## begin MATERIALS PROVIDED

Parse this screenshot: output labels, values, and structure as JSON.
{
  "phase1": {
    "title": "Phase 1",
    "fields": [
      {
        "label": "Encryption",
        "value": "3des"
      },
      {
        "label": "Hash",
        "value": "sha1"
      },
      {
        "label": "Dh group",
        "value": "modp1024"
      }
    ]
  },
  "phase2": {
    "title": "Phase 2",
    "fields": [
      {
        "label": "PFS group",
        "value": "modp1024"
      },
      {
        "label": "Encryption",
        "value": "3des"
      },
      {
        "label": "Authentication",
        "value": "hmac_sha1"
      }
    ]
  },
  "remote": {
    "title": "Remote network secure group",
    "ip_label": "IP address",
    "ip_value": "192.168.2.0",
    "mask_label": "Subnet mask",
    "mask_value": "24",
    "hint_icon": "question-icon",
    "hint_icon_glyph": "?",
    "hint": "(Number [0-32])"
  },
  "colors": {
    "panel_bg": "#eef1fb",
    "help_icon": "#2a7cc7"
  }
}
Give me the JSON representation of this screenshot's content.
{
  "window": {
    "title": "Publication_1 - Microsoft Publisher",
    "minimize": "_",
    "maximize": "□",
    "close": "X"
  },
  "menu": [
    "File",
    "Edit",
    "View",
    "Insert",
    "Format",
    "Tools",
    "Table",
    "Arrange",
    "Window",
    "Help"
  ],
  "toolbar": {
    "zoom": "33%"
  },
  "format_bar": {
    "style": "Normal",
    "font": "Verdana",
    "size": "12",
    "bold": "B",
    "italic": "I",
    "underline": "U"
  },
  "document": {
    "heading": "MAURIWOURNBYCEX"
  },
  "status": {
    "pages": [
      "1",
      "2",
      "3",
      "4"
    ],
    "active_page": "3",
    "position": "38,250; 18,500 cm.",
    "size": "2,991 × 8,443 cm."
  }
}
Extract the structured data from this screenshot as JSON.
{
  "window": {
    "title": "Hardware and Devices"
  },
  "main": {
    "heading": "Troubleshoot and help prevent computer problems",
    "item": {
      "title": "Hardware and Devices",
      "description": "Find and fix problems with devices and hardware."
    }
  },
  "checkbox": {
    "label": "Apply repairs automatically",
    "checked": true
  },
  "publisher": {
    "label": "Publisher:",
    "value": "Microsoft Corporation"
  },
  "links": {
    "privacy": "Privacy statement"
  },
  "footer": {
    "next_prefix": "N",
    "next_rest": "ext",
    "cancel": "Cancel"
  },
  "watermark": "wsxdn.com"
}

## end MATERIALS PROVIDED

◆ **WHAT IS REQUIRED**
Please return the data above exactly as given.

◆ **FULL ANSWER**
Parse this screenshot: output labels, values, and structure as JSON.
{
  "phase1": {
    "title": "Phase 1",
    "fields": [
      {
        "label": "Encryption",
        "value": "3des"
      },
      {
        "label": "Hash",
        "value": "sha1"
      },
      {
        "label": "Dh group",
        "value": "modp1024"
      }
    ]
  },
  "phase2": {
    "title": "Phase 2",
    "fields": [
      {
        "label": "PFS group",
        "value": "modp1024"
      },
      {
        "label": "Encryption",
        "value": "3des"
      },
      {
        "label": "Authentication",
        "value": "hmac_sha1"
      }
    ]
  },
  "remote": {
    "title": "Remote network secure group",
    "ip_label": "IP address",
    "ip_value": "192.168.2.0",
    "mask_label": "Subnet mask",
    "mask_value": "24",
    "hint_icon": "question-icon",
    "hint_icon_glyph": "?",
    "hint": "(Number [0-32])"
  },
  "colors": {
    "panel_bg": "#eef1fb",
    "help_icon": "#2a7cc7"
  }
}
Give me the JSON representation of this screenshot's content.
{
  "window": {
    "title": "Publication_1 - Microsoft Publisher",
    "minimize": "_",
    "maximize": "□",
    "close": "X"
  },
  "menu": [
    "File",
    "Edit",
    "View",
    "Insert",
    "Format",
    "Tools",
    "Table",
    "Arrange",
    "Window",
    "Help"
  ],
  "toolbar": {
    "zoom": "33%"
  },
  "format_bar": {
    "style": "Normal",
    "font": "Verdana",
    "size": "12",
    "bold": "B",
    "italic": "I",
    "underline": "U"
  },
  "document": {
    "heading": "MAURIWOURNBYCEX"
  },
  "status": {
    "pages": [
      "1",
      "2",
      "3",
      "4"
    ],
    "active_page": "3",
    "position": "38,250; 18,500 cm.",
    "size": "2,991 × 8,443 cm."
  }
}
Extract the structured data from this screenshot as JSON.
{
  "window": {
    "title": "Hardware and Devices"
  },
  "main": {
    "heading": "Troubleshoot and help prevent computer problems",
    "item": {
      "title": "Hardware and Devices",
      "description": "Find and fix problems with devices and hardware."
    }
  },
  "checkbox": {
    "label": "Apply repairs automatically",
    "checked": true
  },
  "publisher": {
    "label": "Publisher:",
    "value": "Microsoft Corporation"
  },
  "links": {
    "privacy": "Privacy statement"
  },
  "footer": {
    "next_prefix": "N",
    "next_rest": "ext",
    "cancel": "Cancel"
  },
  "watermark": "wsxdn.com"
}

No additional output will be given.